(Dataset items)
╭──
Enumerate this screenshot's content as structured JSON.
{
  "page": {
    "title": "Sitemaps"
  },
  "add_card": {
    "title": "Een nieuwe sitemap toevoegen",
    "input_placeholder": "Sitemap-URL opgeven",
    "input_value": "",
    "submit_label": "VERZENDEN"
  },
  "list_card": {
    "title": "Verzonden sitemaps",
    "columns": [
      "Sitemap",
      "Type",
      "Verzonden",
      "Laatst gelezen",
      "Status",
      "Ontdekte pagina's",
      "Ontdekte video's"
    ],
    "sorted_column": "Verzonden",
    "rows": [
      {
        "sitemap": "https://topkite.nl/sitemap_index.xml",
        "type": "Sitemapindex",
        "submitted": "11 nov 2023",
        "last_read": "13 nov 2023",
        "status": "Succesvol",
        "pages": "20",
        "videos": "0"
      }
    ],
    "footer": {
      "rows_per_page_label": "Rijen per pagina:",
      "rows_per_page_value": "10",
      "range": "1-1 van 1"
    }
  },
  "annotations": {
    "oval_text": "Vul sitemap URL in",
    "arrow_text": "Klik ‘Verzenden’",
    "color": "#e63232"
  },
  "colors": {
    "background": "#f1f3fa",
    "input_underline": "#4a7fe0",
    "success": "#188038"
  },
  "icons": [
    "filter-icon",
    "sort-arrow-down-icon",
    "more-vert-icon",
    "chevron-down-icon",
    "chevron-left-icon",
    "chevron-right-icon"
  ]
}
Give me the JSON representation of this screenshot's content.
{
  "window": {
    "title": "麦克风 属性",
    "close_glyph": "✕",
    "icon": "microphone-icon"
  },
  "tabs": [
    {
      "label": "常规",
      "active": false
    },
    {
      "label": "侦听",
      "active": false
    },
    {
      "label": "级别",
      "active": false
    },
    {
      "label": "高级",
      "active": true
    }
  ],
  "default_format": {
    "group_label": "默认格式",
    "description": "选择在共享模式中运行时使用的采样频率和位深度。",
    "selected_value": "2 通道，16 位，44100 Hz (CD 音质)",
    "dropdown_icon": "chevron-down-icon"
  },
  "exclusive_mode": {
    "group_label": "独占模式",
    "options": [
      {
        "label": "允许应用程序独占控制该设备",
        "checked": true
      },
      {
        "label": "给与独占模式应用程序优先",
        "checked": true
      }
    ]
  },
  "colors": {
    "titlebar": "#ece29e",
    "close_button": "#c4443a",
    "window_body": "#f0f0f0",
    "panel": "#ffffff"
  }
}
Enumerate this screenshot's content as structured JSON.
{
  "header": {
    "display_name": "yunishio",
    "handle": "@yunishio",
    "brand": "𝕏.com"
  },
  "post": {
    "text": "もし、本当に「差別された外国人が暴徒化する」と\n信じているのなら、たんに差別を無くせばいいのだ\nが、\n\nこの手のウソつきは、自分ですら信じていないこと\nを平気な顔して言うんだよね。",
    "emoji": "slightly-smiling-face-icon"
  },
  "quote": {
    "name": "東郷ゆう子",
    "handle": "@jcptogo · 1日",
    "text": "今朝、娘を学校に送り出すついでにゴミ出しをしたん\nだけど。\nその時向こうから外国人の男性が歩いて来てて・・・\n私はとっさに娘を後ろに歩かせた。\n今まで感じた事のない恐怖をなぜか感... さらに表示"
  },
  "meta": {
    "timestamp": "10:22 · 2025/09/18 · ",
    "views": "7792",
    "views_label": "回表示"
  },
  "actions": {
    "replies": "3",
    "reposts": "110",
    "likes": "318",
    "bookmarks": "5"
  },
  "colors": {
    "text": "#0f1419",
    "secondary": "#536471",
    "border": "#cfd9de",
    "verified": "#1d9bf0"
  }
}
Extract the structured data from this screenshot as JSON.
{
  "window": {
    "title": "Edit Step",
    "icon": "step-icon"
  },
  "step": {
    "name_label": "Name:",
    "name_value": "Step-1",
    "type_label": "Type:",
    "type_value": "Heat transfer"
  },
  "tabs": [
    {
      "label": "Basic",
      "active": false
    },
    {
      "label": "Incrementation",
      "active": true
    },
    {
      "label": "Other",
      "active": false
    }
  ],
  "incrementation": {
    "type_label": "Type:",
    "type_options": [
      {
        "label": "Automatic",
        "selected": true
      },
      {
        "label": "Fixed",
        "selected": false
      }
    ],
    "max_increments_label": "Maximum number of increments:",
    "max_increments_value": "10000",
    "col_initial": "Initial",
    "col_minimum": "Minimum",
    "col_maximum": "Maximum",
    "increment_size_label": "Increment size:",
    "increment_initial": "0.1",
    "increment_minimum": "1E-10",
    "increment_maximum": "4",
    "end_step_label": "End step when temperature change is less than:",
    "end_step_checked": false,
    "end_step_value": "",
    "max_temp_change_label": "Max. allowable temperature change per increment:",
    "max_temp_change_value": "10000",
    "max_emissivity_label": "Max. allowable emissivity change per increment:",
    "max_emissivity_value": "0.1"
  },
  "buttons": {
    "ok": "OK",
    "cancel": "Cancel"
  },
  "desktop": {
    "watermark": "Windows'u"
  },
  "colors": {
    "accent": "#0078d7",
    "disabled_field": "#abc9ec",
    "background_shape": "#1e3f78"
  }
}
╰──
### DIRECTIVE:
Give the listing above again, word for word.

### WORKED ANSWER:
Enumerate this screenshot's content as structured JSON.
{
  "page": {
    "title": "Sitemaps"
  },
  "add_card": {
    "title": "Een nieuwe sitemap toevoegen",
    "input_placeholder": "Sitemap-URL opgeven",
    "input_value": "",
    "submit_label": "VERZENDEN"
  },
  "list_card": {
    "title": "Verzonden sitemaps",
    "columns": [
      "Sitemap",
      "Type",
      "Verzonden",
      "Laatst gelezen",
      "Status",
      "Ontdekte pagina's",
      "Ontdekte video's"
    ],
    "sorted_column": "Verzonden",
    "rows": [
      {
        "sitemap": "https://topkite.nl/sitemap_index.xml",
        "type": "Sitemapindex",
        "submitted": "11 nov 2023",
        "last_read": "13 nov 2023",
        "status": "Succesvol",
        "pages": "20",
        "videos": "0"
      }
    ],
    "footer": {
      "rows_per_page_label": "Rijen per pagina:",
      "rows_per_page_value": "10",
      "range": "1-1 van 1"
    }
  },
  "annotations": {
    "oval_text": "Vul sitemap URL in",
    "arrow_text": "Klik ‘Verzenden’",
    "color": "#e63232"
  },
  "colors": {
    "background": "#f1f3fa",
    "input_underline": "#4a7fe0",
    "success": "#188038"
  },
  "icons": [
    "filter-icon",
    "sort-arrow-down-icon",
    "more-vert-icon",
    "chevron-down-icon",
    "chevron-left-icon",
    "chevron-right-icon"
  ]
}
Give me the JSON representation of this screenshot's content.
{
  "window": {
    "title": "麦克风 属性",
    "close_glyph": "✕",
    "icon": "microphone-icon"
  },
  "tabs": [
    {
      "label": "常规",
      "active": false
    },
    {
      "label": "侦听",
      "active": false
    },
    {
      "label": "级别",
      "active": false
    },
    {
      "label": "高级",
      "active": true
    }
  ],
  "default_format": {
    "group_label": "默认格式",
    "description": "选择在共享模式中运行时使用的采样频率和位深度。",
    "selected_value": "2 通道，16 位，44100 Hz (CD 音质)",
    "dropdown_icon": "chevron-down-icon"
  },
  "exclusive_mode": {
    "group_label": "独占模式",
    "options": [
      {
        "label": "允许应用程序独占控制该设备",
        "checked": true
      },
      {
        "label": "给与独占模式应用程序优先",
        "checked": true
      }
    ]
  },
  "colors": {
    "titlebar": "#ece29e",
    "close_button": "#c4443a",
    "window_body": "#f0f0f0",
    "panel": "#ffffff"
  }
}
Enumerate this screenshot's content as structured JSON.
{
  "header": {
    "display_name": "yunishio",
    "handle": "@yunishio",
    "brand": "𝕏.com"
  },
  "post": {
    "text": "もし、本当に「差別された外国人が暴徒化する」と\n信じているのなら、たんに差別を無くせばいいのだ\nが、\n\nこの手のウソつきは、自分ですら信じていないこと\nを平気な顔して言うんだよね。",
    "emoji": "slightly-smiling-face-icon"
  },
  "quote": {
    "name": "東郷ゆう子",
    "handle": "@jcptogo · 1日",
    "text": "今朝、娘を学校に送り出すついでにゴミ出しをしたん\nだけど。\nその時向こうから外国人の男性が歩いて来てて・・・\n私はとっさに娘を後ろに歩かせた。\n今まで感じた事のない恐怖をなぜか感... さらに表示"
  },
  "meta": {
    "timestamp": "10:22 · 2025/09/18 · ",
    "views": "7792",
    "views_label": "回表示"
  },
  "actions": {
    "replies": "3",
    "reposts": "110",
    "likes": "318",
    "bookmarks": "5"
  },
  "colors": {
    "text": "#0f1419",
    "secondary": "#536471",
    "border": "#cfd9de",
    "verified": "#1d9bf0"
  }
}
Extract the structured data from this screenshot as JSON.
{
  "window": {
    "title": "Edit Step",
    "icon": "step-icon"
  },
  "step": {
    "name_label": "Name:",
    "name_value": "Step-1",
    "type_label": "Type:",
    "type_value": "Heat transfer"
  },
  "tabs": [
    {
      "label": "Basic",
      "active": false
    },
    {
      "label": "Incrementation",
      "active": true
    },
    {
      "label": "Other",
      "active": false
    }
  ],
  "incrementation": {
    "type_label": "Type:",
    "type_options": [
      {
        "label": "Automatic",
        "selected": true
      },
      {
        "label": "Fixed",
        "selected": false
      }
    ],
    "max_increments_label": "Maximum number of increments:",
    "max_increments_value": "10000",
    "col_initial": "Initial",
    "col_minimum": "Minimum",
    "col_maximum": "Maximum",
    "increment_size_label": "Increment size:",
    "increment_initial": "0.1",
    "increment_minimum": "1E-10",
    "increment_maximum": "4",
    "end_step_label": "End step when temperature change is less than:",
    "end_step_checked": false,
    "end_step_value": "",
    "max_temp_change_label": "Max. allowable temperature change per increment:",
    "max_temp_change_value": "10000",
    "max_emissivity_label": "Max. allowable emissivity change per increment:",
    "max_emissivity_value": "0.1"
  },
  "buttons": {
    "ok": "OK",
    "cancel": "Cancel"
  },
  "desktop": {
    "watermark": "Windows'u"
  },
  "colors": {
    "accent": "#0078d7",
    "disabled_field": "#abc9ec",
    "background_shape": "#1e3f78"
  }
}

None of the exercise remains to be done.